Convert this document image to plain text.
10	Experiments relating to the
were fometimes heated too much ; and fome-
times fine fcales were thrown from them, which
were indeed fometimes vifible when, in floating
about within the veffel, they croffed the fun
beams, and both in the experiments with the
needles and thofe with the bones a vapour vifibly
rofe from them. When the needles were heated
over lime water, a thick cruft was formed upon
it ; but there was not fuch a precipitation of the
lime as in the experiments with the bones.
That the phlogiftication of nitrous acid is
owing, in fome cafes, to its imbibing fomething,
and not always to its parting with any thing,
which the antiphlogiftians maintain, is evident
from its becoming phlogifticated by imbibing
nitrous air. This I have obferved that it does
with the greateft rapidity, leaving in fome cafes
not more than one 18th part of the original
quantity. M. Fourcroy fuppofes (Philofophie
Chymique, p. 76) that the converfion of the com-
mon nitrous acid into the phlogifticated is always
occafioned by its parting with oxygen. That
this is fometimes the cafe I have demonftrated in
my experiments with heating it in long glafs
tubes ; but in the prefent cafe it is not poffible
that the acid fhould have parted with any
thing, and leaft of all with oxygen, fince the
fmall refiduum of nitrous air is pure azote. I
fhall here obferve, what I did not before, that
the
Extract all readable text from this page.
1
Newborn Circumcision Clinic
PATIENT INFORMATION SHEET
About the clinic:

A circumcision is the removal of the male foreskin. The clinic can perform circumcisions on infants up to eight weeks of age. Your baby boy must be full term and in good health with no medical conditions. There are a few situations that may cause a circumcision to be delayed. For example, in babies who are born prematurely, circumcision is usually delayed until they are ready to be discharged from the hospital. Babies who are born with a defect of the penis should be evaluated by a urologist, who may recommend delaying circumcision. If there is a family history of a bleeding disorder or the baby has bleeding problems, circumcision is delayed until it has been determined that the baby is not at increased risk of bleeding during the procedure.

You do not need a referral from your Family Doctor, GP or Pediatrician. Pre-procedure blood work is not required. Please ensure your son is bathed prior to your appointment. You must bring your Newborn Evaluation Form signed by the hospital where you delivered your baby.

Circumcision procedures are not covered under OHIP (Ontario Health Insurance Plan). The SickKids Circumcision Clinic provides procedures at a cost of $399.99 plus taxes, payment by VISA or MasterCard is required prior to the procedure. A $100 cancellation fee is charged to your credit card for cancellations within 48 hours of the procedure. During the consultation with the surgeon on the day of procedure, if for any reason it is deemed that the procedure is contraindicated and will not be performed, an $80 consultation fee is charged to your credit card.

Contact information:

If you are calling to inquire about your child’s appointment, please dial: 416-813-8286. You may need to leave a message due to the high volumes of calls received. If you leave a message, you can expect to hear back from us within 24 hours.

■ Given exercise
Identify each line in the entries with the word "fometimes" and copy it.

■ Complete answer
were fometimes heated too much ; and fome-
were indeed fometimes vifible when, in floating
this is fometimes the cafe I have demonftrated in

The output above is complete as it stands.